▶ **What to produce**
Find the line that contains "What does this". Repeat that line and all lines following it, exactly, through the end of the listing below.

▶ **Data listing**
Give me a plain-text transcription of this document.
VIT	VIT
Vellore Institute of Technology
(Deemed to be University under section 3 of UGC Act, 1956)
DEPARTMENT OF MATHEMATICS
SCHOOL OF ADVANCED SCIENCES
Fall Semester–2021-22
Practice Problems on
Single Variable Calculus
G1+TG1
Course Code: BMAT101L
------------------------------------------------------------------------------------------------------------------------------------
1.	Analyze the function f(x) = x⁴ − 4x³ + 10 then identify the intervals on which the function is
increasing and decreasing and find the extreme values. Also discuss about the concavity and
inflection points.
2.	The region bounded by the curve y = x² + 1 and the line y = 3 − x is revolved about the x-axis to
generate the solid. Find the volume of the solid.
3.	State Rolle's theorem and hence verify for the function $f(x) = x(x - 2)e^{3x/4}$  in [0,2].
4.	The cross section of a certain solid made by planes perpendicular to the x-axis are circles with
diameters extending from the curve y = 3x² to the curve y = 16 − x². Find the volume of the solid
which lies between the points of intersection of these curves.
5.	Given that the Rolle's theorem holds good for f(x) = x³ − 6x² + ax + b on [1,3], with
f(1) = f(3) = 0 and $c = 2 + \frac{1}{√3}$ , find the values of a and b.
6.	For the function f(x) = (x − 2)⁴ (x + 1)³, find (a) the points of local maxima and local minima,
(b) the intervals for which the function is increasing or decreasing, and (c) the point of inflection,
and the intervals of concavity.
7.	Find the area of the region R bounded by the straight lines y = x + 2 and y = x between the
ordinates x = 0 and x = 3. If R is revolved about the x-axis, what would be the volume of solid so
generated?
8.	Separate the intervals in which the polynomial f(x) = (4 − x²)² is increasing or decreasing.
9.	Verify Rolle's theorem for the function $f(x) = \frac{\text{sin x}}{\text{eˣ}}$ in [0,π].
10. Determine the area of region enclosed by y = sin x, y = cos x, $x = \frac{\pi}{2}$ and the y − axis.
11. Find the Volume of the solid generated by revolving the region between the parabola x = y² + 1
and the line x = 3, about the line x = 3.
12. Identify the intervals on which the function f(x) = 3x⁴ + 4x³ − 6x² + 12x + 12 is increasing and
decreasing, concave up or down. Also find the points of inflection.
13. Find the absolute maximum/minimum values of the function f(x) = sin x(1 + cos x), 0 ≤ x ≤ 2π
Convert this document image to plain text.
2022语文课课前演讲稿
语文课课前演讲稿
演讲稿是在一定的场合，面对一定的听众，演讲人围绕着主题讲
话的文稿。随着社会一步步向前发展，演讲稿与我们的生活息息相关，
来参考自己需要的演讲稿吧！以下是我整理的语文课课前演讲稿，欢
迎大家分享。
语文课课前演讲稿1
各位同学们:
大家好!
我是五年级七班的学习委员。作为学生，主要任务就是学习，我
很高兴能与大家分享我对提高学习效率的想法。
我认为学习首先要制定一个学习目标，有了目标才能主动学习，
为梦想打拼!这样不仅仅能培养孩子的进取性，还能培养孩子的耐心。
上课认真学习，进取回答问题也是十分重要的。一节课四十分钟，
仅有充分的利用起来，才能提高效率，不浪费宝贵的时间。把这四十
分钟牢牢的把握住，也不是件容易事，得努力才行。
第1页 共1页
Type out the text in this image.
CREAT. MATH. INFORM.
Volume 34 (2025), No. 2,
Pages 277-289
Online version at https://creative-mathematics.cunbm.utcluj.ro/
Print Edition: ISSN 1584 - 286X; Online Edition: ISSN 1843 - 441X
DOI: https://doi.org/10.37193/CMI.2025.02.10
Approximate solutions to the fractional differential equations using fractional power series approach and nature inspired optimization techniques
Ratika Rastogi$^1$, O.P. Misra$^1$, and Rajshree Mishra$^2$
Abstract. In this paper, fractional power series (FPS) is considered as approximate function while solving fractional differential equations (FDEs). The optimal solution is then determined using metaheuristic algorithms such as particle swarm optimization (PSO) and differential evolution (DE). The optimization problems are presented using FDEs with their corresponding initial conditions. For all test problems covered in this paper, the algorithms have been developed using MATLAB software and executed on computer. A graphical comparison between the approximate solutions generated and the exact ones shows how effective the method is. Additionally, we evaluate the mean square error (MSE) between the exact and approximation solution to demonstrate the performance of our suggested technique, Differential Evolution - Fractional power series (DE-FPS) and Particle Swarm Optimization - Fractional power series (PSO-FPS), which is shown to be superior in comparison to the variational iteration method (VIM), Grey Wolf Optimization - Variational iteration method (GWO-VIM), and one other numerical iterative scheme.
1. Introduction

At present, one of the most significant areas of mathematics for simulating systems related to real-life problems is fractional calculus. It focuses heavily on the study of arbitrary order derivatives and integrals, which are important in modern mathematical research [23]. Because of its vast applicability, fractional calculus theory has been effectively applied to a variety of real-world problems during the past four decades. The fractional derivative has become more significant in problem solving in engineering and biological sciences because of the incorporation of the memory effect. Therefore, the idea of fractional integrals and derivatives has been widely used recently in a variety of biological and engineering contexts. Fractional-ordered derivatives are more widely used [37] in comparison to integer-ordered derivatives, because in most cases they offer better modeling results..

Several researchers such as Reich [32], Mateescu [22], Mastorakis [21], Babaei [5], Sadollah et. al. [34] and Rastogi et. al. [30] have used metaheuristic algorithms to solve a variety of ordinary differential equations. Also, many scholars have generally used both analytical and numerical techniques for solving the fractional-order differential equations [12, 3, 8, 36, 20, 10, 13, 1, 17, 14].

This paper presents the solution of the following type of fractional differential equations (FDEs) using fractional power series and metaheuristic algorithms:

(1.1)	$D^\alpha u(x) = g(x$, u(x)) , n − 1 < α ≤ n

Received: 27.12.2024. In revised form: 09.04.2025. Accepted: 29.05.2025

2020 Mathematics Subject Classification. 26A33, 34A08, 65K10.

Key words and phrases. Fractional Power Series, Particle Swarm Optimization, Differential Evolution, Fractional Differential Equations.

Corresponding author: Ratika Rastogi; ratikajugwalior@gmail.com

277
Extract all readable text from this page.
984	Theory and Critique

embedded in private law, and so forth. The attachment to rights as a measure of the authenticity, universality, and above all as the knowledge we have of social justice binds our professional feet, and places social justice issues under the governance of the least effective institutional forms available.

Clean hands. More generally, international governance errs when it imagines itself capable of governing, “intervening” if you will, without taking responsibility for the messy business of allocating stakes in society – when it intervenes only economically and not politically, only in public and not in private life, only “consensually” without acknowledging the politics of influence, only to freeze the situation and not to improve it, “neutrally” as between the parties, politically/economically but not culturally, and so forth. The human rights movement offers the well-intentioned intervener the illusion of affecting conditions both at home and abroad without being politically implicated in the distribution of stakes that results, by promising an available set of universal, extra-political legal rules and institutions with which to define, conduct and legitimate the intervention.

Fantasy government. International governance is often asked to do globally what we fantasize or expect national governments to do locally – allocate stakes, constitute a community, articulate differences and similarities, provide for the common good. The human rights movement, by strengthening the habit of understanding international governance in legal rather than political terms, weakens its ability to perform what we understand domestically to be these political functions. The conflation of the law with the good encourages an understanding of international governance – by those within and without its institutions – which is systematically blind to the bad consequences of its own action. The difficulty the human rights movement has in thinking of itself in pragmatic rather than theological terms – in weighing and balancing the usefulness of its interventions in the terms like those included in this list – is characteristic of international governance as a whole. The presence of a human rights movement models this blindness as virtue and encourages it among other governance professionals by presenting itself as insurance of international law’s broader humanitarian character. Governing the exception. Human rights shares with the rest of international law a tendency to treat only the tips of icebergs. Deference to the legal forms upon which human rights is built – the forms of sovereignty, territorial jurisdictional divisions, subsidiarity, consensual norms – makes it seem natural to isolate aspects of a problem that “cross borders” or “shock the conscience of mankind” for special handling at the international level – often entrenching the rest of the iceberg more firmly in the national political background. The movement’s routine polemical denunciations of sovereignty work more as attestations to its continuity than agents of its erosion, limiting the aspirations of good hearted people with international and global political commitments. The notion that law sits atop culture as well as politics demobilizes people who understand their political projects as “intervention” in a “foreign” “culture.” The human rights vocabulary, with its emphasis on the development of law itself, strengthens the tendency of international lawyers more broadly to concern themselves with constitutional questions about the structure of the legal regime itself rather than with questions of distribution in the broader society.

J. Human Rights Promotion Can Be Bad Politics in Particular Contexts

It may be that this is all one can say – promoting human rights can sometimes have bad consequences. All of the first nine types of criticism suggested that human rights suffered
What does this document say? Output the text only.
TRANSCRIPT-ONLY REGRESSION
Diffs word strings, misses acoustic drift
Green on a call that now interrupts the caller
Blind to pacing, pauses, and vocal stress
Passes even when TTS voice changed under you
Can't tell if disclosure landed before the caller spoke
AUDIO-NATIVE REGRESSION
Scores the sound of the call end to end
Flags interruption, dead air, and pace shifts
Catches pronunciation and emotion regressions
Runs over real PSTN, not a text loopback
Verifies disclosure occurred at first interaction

▶ **Output of the exercise**
What does this document say? Output the text only.
TRANSCRIPT-ONLY REGRESSION
Diffs word strings, misses acoustic drift
Green on a call that now interrupts the caller
Blind to pacing, pauses, and vocal stress
Passes even when TTS voice changed under you
Can't tell if disclosure landed before the caller spoke
AUDIO-NATIVE REGRESSION
Scores the sound of the call end to end
Flags interruption, dead air, and pace shifts
Catches pronunciation and emotion regressions
Runs over real PSTN, not a text loopback
Verifies disclosure occurred at first interaction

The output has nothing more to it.